▶ What to do: Gather up every line from the entries below that uses the word "VALENZUELA".

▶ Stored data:
========

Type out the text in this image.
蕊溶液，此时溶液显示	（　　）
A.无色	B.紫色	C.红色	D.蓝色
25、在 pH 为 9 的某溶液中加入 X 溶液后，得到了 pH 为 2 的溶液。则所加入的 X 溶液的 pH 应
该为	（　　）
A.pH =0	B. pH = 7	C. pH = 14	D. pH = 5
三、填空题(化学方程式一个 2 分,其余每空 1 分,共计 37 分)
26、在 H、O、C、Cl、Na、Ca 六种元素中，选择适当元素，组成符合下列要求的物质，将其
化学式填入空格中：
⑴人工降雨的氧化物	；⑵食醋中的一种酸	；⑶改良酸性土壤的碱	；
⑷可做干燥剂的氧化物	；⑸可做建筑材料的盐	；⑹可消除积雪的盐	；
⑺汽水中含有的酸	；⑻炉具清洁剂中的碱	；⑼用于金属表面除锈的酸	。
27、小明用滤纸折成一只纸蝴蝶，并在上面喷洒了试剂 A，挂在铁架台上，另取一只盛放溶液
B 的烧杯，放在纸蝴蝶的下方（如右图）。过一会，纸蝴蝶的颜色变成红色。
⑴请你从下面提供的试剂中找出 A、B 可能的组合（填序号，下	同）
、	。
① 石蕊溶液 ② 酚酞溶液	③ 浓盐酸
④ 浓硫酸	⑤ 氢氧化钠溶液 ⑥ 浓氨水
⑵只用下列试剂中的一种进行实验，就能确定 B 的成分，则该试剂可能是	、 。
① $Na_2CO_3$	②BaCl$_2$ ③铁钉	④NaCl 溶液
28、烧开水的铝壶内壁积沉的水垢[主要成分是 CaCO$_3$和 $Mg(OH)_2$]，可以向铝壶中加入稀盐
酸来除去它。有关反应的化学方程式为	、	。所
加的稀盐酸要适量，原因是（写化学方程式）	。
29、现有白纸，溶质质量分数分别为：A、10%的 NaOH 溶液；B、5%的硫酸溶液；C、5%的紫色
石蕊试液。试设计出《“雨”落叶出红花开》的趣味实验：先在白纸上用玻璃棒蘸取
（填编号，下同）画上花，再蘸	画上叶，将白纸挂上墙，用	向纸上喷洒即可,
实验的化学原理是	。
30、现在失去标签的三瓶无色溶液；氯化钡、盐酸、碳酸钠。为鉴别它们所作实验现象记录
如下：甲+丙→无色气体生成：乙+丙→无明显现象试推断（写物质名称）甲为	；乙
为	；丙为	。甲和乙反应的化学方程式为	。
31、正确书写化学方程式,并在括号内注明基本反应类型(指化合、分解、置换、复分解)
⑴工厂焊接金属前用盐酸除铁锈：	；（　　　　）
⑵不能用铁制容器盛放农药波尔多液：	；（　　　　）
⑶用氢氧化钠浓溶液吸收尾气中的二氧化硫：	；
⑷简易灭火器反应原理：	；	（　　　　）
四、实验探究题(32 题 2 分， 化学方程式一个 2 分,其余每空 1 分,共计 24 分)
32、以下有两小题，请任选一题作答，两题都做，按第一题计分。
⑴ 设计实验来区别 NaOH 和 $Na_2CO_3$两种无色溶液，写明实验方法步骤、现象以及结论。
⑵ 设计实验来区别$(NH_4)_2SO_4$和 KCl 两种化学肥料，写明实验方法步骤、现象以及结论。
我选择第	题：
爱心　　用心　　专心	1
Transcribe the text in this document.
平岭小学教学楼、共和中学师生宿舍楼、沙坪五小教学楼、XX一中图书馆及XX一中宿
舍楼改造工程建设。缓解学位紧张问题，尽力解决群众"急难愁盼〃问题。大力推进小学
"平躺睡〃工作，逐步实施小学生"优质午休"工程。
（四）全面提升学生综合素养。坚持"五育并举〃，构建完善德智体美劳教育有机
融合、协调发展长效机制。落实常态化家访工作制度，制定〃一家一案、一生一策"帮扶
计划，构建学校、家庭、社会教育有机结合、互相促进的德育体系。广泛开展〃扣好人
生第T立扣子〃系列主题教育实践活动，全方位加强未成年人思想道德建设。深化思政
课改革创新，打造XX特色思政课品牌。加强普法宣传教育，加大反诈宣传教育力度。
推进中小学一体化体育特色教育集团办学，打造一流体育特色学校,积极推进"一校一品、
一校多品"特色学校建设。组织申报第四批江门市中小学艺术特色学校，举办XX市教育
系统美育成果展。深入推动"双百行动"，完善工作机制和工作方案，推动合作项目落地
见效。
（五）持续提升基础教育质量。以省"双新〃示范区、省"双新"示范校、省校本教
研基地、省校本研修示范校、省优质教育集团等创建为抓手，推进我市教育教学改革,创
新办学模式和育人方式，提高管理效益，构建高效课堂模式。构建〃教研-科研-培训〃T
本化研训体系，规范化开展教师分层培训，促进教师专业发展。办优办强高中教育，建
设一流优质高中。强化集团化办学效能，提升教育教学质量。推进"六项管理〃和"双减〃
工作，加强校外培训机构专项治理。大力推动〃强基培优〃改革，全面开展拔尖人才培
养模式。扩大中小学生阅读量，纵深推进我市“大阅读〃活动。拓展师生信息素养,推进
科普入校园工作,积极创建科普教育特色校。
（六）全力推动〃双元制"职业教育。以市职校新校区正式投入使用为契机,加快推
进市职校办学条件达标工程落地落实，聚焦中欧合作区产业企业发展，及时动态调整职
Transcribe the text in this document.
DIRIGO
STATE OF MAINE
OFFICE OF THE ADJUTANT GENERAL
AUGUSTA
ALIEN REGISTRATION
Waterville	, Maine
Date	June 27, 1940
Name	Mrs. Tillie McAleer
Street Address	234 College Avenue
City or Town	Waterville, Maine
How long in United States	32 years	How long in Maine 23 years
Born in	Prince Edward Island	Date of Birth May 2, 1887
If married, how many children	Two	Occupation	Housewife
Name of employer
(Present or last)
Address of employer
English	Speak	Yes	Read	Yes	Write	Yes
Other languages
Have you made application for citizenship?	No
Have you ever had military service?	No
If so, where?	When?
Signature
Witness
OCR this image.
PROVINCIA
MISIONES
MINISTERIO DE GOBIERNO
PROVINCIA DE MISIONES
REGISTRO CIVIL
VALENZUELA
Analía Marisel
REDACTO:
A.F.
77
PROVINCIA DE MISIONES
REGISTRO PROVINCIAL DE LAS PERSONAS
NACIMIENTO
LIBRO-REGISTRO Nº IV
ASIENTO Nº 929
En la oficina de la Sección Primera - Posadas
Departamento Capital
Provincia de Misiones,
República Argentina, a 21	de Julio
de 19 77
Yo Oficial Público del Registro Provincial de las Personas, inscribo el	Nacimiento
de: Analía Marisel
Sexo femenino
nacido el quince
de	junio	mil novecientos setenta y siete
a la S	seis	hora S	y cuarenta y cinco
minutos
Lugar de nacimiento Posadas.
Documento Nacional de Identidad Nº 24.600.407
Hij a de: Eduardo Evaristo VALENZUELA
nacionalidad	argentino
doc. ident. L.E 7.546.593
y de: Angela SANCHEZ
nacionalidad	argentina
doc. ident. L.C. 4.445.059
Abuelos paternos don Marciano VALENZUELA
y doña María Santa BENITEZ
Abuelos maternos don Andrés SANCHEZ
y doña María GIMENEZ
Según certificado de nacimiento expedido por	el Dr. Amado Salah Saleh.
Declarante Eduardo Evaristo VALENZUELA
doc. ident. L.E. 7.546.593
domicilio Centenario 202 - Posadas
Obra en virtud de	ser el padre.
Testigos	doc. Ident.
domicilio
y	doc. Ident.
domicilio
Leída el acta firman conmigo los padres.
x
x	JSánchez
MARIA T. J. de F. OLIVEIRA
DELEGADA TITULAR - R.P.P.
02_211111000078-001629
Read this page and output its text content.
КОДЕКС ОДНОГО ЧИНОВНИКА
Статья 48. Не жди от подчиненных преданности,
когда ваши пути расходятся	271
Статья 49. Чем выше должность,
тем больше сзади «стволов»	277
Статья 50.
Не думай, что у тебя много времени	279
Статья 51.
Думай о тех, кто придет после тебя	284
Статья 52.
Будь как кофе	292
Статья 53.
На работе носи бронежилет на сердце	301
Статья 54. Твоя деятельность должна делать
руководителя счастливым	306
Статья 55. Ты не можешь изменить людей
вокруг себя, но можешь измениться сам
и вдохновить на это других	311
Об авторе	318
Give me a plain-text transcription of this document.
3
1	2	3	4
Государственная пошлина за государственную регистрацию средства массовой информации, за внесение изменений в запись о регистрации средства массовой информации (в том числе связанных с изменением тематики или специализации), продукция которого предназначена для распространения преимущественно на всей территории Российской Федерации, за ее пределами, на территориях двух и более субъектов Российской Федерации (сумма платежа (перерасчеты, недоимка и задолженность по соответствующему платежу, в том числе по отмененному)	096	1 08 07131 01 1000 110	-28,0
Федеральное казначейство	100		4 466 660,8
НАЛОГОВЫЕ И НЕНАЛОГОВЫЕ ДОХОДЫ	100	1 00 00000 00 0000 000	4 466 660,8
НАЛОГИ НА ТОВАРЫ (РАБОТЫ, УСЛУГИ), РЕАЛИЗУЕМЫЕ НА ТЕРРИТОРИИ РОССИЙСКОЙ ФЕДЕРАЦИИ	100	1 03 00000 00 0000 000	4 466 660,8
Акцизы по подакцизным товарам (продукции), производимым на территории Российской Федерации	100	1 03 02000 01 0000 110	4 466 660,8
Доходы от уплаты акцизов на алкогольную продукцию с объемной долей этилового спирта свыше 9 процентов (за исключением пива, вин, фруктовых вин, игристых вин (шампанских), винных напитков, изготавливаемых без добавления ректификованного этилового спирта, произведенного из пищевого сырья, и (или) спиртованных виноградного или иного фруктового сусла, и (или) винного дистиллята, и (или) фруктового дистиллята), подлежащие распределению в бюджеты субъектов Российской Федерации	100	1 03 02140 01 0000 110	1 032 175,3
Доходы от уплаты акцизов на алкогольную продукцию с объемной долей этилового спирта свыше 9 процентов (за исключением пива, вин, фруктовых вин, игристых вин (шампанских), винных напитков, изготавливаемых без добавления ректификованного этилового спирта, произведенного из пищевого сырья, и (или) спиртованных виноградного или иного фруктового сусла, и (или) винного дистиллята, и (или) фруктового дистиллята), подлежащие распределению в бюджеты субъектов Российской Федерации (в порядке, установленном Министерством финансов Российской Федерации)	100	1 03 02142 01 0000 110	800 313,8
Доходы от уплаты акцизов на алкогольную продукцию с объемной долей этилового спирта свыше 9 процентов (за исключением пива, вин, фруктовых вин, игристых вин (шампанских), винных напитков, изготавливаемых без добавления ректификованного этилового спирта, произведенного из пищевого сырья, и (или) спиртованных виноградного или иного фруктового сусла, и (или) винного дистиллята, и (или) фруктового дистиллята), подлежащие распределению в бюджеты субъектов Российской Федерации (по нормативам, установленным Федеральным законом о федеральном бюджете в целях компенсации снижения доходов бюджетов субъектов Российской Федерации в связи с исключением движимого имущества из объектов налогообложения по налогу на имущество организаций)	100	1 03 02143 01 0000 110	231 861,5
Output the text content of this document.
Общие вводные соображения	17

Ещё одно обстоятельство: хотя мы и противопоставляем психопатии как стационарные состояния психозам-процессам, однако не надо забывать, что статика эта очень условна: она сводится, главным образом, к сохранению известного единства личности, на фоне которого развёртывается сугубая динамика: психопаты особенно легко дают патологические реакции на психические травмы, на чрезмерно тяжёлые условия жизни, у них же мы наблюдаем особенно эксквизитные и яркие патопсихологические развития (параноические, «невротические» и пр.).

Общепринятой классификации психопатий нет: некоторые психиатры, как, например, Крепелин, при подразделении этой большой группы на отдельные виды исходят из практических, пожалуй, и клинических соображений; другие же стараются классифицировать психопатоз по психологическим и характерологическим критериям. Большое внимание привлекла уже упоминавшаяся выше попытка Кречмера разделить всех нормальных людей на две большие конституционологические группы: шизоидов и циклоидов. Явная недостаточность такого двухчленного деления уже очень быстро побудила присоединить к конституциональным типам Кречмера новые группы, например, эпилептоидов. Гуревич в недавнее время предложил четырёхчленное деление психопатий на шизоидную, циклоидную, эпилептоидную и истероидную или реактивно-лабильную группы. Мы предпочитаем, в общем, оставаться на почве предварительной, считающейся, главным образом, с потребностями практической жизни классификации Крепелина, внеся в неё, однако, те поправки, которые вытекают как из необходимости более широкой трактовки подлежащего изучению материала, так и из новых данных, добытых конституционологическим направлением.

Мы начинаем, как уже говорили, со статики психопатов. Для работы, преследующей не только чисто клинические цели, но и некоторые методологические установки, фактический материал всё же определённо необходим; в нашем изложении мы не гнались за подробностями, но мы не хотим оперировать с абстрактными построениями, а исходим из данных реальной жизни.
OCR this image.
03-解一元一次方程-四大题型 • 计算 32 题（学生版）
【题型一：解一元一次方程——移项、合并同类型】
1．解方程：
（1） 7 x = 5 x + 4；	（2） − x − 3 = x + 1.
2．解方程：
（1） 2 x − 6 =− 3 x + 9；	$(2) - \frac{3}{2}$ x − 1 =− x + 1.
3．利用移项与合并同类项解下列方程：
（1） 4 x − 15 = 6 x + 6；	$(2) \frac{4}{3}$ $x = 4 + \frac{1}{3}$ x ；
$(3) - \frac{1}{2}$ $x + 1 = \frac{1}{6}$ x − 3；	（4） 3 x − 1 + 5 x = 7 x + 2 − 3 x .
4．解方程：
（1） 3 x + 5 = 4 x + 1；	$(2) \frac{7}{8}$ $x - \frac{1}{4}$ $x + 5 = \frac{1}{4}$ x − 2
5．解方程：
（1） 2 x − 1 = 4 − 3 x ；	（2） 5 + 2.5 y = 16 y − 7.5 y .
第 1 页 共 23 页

========

▶ Solution to the problem:
VALENZUELA
Hij a de: Eduardo Evaristo VALENZUELA
Abuelos paternos don Marciano VALENZUELA
Declarante Eduardo Evaristo VALENZUELA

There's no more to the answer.